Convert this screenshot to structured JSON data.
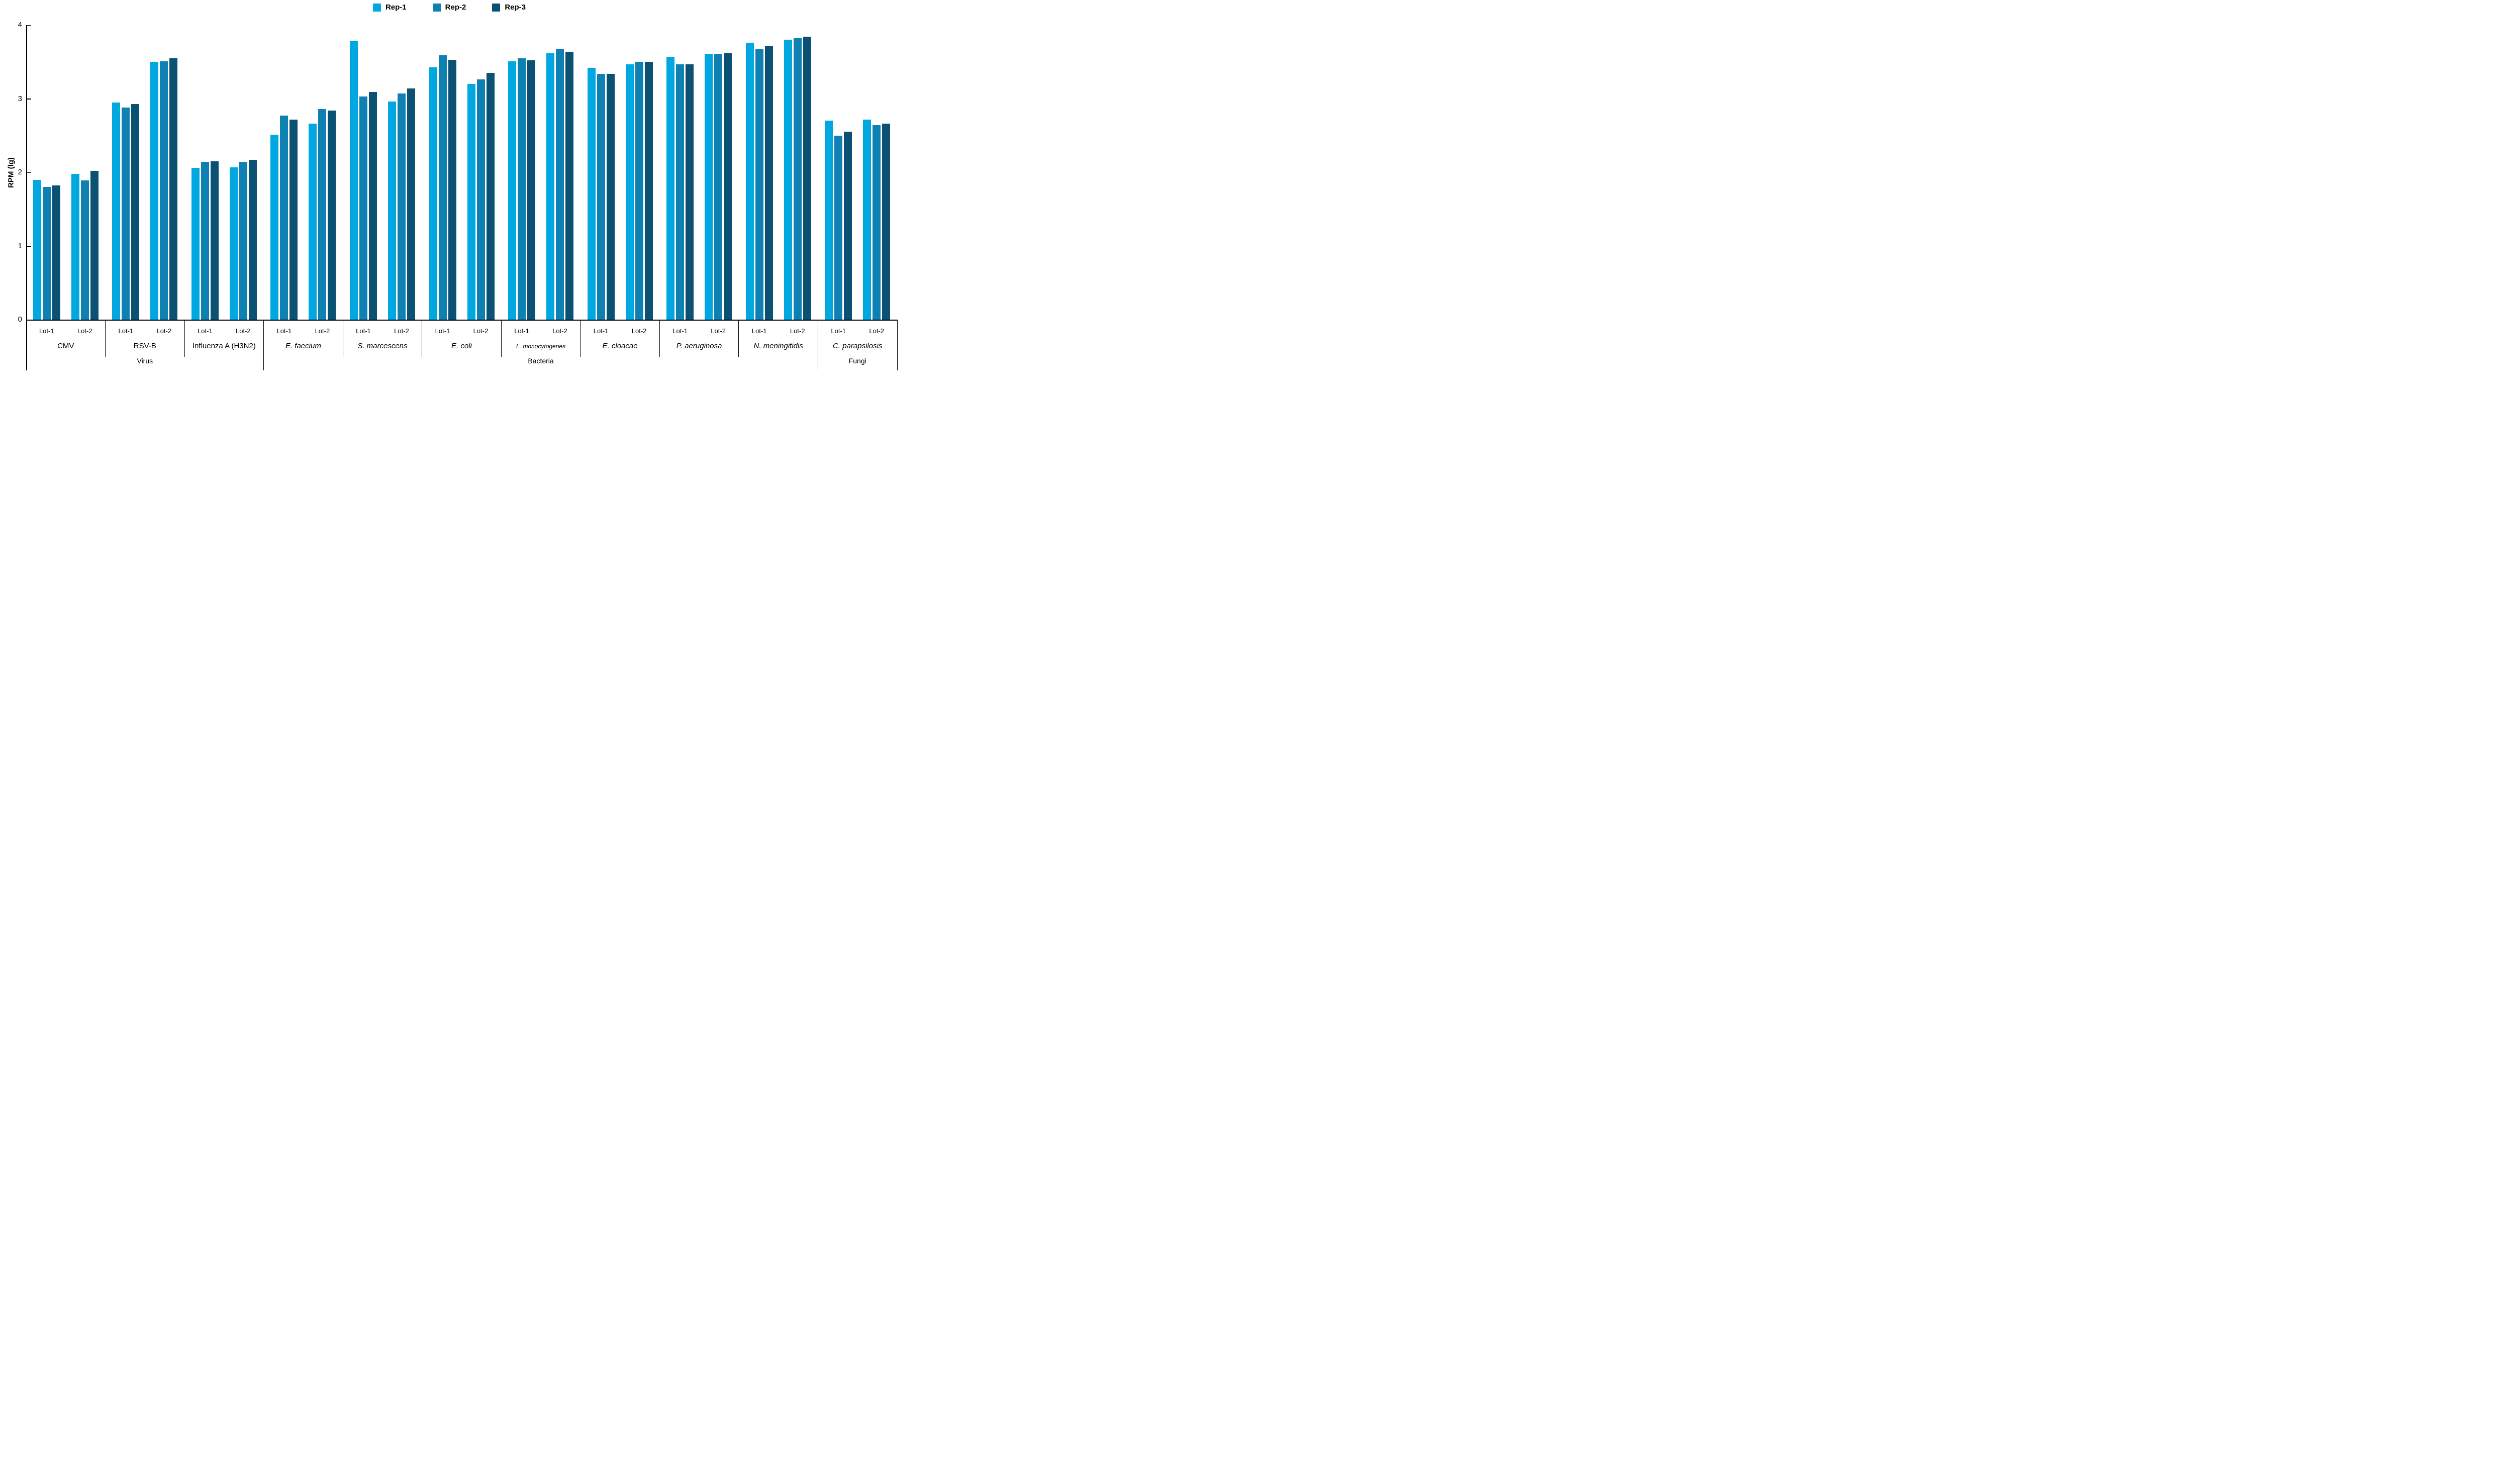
{
  "legend": [
    {
      "label": "Rep-1",
      "color": "#00A7E1"
    },
    {
      "label": "Rep-2",
      "color": "#0E81B2"
    },
    {
      "label": "Rep-3",
      "color": "#0A5174"
    }
  ],
  "chart_data": {
    "type": "bar",
    "title": "",
    "xlabel": "",
    "ylabel": "RPM (lg)",
    "ylim": [
      0,
      4
    ],
    "y_ticks": [
      0,
      1,
      2,
      3,
      4
    ],
    "grid": false,
    "legend_position": "top-center",
    "series_names": [
      "Rep-1",
      "Rep-2",
      "Rep-3"
    ],
    "series_colors": [
      "#00A7E1",
      "#0E81B2",
      "#0A5174"
    ],
    "lot_labels": [
      "Lot-1",
      "Lot-2"
    ],
    "categories": [
      {
        "name": "Virus",
        "organisms": [
          {
            "name": "CMV",
            "italic": false,
            "small": false,
            "lots": [
              {
                "label": "Lot-1",
                "values": [
                  1.9,
                  1.8,
                  1.82
                ]
              },
              {
                "label": "Lot-2",
                "values": [
                  1.98,
                  1.89,
                  2.02
                ]
              }
            ]
          },
          {
            "name": "RSV-B",
            "italic": false,
            "small": false,
            "lots": [
              {
                "label": "Lot-1",
                "values": [
                  2.95,
                  2.88,
                  2.93
                ]
              },
              {
                "label": "Lot-2",
                "values": [
                  3.5,
                  3.51,
                  3.55
                ]
              }
            ]
          },
          {
            "name": "Influenza A (H3N2)",
            "italic": false,
            "small": false,
            "lots": [
              {
                "label": "Lot-1",
                "values": [
                  2.06,
                  2.14,
                  2.15
                ]
              },
              {
                "label": "Lot-2",
                "values": [
                  2.07,
                  2.14,
                  2.17
                ]
              }
            ]
          }
        ]
      },
      {
        "name": "Bacteria",
        "organisms": [
          {
            "name": "E. faecium",
            "italic": true,
            "small": false,
            "lots": [
              {
                "label": "Lot-1",
                "values": [
                  2.51,
                  2.77,
                  2.72
                ]
              },
              {
                "label": "Lot-2",
                "values": [
                  2.66,
                  2.86,
                  2.84
                ]
              }
            ]
          },
          {
            "name": "S. marcescens",
            "italic": true,
            "small": false,
            "lots": [
              {
                "label": "Lot-1",
                "values": [
                  3.78,
                  3.03,
                  3.09
                ]
              },
              {
                "label": "Lot-2",
                "values": [
                  2.96,
                  3.07,
                  3.14
                ]
              }
            ]
          },
          {
            "name": "E. coli",
            "italic": true,
            "small": false,
            "lots": [
              {
                "label": "Lot-1",
                "values": [
                  3.43,
                  3.59,
                  3.53
                ]
              },
              {
                "label": "Lot-2",
                "values": [
                  3.2,
                  3.26,
                  3.35
                ]
              }
            ]
          },
          {
            "name": "L. monocytogenes",
            "italic": true,
            "small": true,
            "lots": [
              {
                "label": "Lot-1",
                "values": [
                  3.51,
                  3.55,
                  3.52
                ]
              },
              {
                "label": "Lot-2",
                "values": [
                  3.62,
                  3.68,
                  3.64
                ]
              }
            ]
          },
          {
            "name": "E. cloacae",
            "italic": true,
            "small": false,
            "lots": [
              {
                "label": "Lot-1",
                "values": [
                  3.42,
                  3.34,
                  3.34
                ]
              },
              {
                "label": "Lot-2",
                "values": [
                  3.47,
                  3.5,
                  3.5
                ]
              }
            ]
          },
          {
            "name": "P. aeruginosa",
            "italic": true,
            "small": false,
            "lots": [
              {
                "label": "Lot-1",
                "values": [
                  3.57,
                  3.47,
                  3.47
                ]
              },
              {
                "label": "Lot-2",
                "values": [
                  3.61,
                  3.61,
                  3.62
                ]
              }
            ]
          },
          {
            "name": "N. meningitidis",
            "italic": true,
            "small": false,
            "lots": [
              {
                "label": "Lot-1",
                "values": [
                  3.76,
                  3.68,
                  3.71
                ]
              },
              {
                "label": "Lot-2",
                "values": [
                  3.8,
                  3.82,
                  3.84
                ]
              }
            ]
          }
        ]
      },
      {
        "name": "Fungi",
        "organisms": [
          {
            "name": "C. parapsilosis",
            "italic": true,
            "small": false,
            "lots": [
              {
                "label": "Lot-1",
                "values": [
                  2.7,
                  2.5,
                  2.55
                ]
              },
              {
                "label": "Lot-2",
                "values": [
                  2.72,
                  2.64,
                  2.66
                ]
              }
            ]
          }
        ]
      }
    ]
  }
}
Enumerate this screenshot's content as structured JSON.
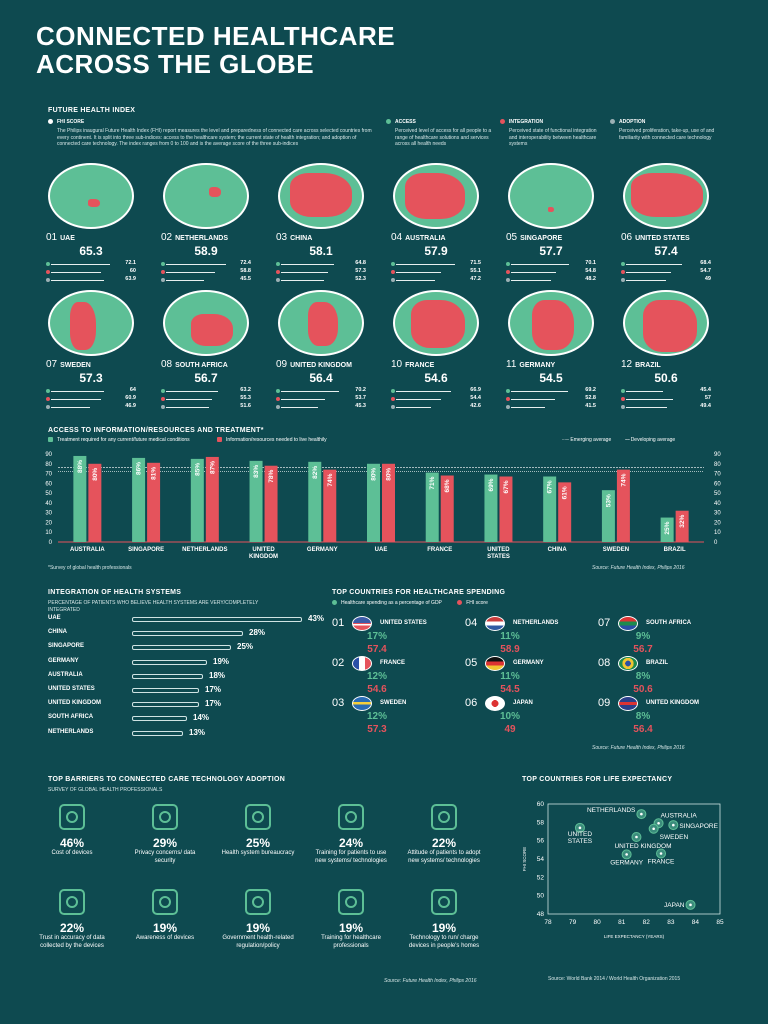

> [What needs to be done] Aside from the pictures, repeat the listing exactly.

> [The answer]
Convert this screenshot to structured JSON data.
{
  "legend": [
    {
      "label": "Rep-1",
      "color": "#00A7E1"
    },
    {
      "label": "Rep-2",
      "color": "#0E81B2"
    },
    {
      "label": "Rep-3",
      "color": "#0A5174"
    }
  ],
  "chart_data": {
    "type": "bar",
    "title": "",
    "xlabel": "",
    "ylabel": "RPM (lg)",
    "ylim": [
      0,
      4
    ],
    "y_ticks": [
      0,
      1,
      2,
      3,
      4
    ],
    "grid": false,
    "legend_position": "top-center",
    "series_names": [
      "Rep-1",
      "Rep-2",
      "Rep-3"
    ],
    "series_colors": [
      "#00A7E1",
      "#0E81B2",
      "#0A5174"
    ],
    "lot_labels": [
      "Lot-1",
      "Lot-2"
    ],
    "categories": [
      {
        "name": "Virus",
        "organisms": [
          {
            "name": "CMV",
            "italic": false,
            "small": false,
            "lots": [
              {
                "label": "Lot-1",
                "values": [
                  1.9,
                  1.8,
                  1.82
                ]
              },
              {
                "label": "Lot-2",
                "values": [
                  1.98,
                  1.89,
                  2.02
                ]
              }
            ]
          },
          {
            "name": "RSV-B",
            "italic": false,
            "small": false,
            "lots": [
              {
                "label": "Lot-1",
                "values": [
                  2.95,
                  2.88,
                  2.93
                ]
              },
              {
                "label": "Lot-2",
                "values": [
                  3.5,
                  3.51,
                  3.55
                ]
              }
            ]
          },
          {
            "name": "Influenza A (H3N2)",
            "italic": false,
            "small": false,
            "lots": [
              {
                "label": "Lot-1",
                "values": [
                  2.06,
                  2.14,
                  2.15
                ]
              },
              {
                "label": "Lot-2",
                "values": [
                  2.07,
                  2.14,
                  2.17
                ]
              }
            ]
          }
        ]
      },
      {
        "name": "Bacteria",
        "organisms": [
          {
            "name": "E. faecium",
            "italic": true,
            "small": false,
            "lots": [
              {
                "label": "Lot-1",
                "values": [
                  2.51,
                  2.77,
                  2.72
                ]
              },
              {
                "label": "Lot-2",
                "values": [
                  2.66,
                  2.86,
                  2.84
                ]
              }
            ]
          },
          {
            "name": "S. marcescens",
            "italic": true,
            "small": false,
            "lots": [
              {
                "label": "Lot-1",
                "values": [
                  3.78,
                  3.03,
                  3.09
                ]
              },
              {
                "label": "Lot-2",
                "values": [
                  2.96,
                  3.07,
                  3.14
                ]
              }
            ]
          },
          {
            "name": "E. coli",
            "italic": true,
            "small": false,
            "lots": [
              {
                "label": "Lot-1",
                "values": [
                  3.43,
                  3.59,
                  3.53
                ]
              },
              {
                "label": "Lot-2",
                "values": [
                  3.2,
                  3.26,
                  3.35
                ]
              }
            ]
          },
          {
            "name": "L. monocytogenes",
            "italic": true,
            "small": true,
            "lots": [
              {
                "label": "Lot-1",
                "values": [
                  3.51,
                  3.55,
                  3.52
                ]
              },
              {
                "label": "Lot-2",
                "values": [
                  3.62,
                  3.68,
                  3.64
                ]
              }
            ]
          },
          {
            "name": "E. cloacae",
            "italic": true,
            "small": false,
            "lots": [
              {
                "label": "Lot-1",
                "values": [
                  3.42,
                  3.34,
                  3.34
                ]
              },
              {
                "label": "Lot-2",
                "values": [
                  3.47,
                  3.5,
                  3.5
                ]
              }
            ]
          },
          {
            "name": "P. aeruginosa",
            "italic": true,
            "small": false,
            "lots": [
              {
                "label": "Lot-1",
                "values": [
                  3.57,
                  3.47,
                  3.47
                ]
              },
              {
                "label": "Lot-2",
                "values": [
                  3.61,
                  3.61,
                  3.62
                ]
              }
            ]
          },
          {
            "name": "N. meningitidis",
            "italic": true,
            "small": false,
            "lots": [
              {
                "label": "Lot-1",
                "values": [
                  3.76,
                  3.68,
                  3.71
                ]
              },
              {
                "label": "Lot-2",
                "values": [
                  3.8,
                  3.82,
                  3.84
                ]
              }
            ]
          }
        ]
      },
      {
        "name": "Fungi",
        "organisms": [
          {
            "name": "C. parapsilosis",
            "italic": true,
            "small": false,
            "lots": [
              {
                "label": "Lot-1",
                "values": [
                  2.7,
                  2.5,
                  2.55
                ]
              },
              {
                "label": "Lot-2",
                "values": [
                  2.72,
                  2.64,
                  2.66
                ]
              }
            ]
          }
        ]
      }
    ]
  }
}
Enumerate this screenshot's content as structured JSON.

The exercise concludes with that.